Find the lines that contain the word "color" and copy each one.
========
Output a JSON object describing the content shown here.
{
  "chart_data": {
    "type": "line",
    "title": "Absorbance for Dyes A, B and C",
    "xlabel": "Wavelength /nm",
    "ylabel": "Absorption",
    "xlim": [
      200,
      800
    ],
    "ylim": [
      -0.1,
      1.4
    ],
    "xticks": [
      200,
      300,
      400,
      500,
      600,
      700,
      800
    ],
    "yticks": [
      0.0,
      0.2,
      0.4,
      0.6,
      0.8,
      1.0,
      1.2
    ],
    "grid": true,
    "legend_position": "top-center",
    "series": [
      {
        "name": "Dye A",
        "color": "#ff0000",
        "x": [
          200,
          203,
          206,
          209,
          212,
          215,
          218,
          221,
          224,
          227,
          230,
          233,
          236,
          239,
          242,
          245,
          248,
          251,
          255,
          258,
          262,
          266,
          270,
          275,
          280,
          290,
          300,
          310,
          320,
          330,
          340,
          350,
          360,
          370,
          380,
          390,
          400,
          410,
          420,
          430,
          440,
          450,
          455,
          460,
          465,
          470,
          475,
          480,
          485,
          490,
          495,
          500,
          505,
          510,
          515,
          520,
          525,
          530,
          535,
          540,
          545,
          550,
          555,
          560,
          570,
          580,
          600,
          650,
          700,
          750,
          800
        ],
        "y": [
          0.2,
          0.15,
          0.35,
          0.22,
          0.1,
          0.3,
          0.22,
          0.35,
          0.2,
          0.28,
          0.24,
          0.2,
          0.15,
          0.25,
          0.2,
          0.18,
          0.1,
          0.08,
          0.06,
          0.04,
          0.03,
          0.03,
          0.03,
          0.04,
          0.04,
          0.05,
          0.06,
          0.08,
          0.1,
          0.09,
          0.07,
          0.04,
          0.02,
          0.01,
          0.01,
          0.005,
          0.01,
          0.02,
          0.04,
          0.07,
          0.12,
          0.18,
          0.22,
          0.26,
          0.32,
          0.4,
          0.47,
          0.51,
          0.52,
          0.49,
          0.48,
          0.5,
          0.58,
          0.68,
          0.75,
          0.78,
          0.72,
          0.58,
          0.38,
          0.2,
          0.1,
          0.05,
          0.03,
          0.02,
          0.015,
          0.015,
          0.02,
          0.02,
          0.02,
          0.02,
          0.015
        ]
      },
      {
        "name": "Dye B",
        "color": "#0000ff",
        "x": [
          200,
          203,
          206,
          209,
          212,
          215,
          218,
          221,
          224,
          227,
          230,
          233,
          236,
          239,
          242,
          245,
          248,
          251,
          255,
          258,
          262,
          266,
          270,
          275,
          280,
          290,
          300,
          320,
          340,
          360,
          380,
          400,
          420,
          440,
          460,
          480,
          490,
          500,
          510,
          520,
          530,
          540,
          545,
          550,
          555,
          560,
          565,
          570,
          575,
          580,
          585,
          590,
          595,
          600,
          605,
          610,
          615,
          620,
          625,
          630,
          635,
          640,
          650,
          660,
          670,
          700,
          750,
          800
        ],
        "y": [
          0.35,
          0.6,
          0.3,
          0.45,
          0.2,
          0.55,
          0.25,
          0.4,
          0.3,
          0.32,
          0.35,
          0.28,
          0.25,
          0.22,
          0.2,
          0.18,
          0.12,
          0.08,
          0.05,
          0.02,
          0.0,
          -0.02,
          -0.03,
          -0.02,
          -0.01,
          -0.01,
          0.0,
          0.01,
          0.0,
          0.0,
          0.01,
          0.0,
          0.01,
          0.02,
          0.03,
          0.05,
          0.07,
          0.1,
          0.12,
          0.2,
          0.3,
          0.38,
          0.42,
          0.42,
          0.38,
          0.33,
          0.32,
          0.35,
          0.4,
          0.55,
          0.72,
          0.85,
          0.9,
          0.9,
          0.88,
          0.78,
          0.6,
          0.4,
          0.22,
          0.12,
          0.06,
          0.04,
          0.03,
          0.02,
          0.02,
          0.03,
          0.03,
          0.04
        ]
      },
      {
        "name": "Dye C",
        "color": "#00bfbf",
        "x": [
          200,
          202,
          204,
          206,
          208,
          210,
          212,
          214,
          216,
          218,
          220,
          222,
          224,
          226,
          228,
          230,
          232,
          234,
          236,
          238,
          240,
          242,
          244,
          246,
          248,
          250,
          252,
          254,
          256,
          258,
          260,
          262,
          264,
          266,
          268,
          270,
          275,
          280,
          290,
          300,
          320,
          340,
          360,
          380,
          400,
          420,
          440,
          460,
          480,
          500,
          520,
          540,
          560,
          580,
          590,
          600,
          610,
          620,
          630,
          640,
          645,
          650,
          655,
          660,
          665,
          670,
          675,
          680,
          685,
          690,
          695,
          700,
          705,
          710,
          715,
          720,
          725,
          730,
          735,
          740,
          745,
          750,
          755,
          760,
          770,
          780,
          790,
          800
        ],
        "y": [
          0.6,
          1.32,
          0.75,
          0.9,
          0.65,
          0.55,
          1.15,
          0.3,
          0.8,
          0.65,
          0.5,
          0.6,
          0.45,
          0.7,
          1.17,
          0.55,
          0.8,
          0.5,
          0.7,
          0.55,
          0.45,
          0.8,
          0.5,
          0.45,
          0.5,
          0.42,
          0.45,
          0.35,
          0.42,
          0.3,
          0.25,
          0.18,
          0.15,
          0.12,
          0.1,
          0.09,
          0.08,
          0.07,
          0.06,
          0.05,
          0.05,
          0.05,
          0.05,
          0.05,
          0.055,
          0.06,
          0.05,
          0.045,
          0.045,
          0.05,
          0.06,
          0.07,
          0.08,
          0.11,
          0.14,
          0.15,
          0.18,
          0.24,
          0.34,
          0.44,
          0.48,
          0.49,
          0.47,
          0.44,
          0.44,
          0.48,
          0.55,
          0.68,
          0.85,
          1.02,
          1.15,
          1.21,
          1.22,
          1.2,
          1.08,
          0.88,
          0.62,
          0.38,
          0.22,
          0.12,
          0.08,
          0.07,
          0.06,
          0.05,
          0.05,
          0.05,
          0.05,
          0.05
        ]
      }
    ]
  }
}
========
▶ [Finished exercise]:
        "color": "#ff0000",
        "color": "#0000ff",
        "color": "#00bfbf",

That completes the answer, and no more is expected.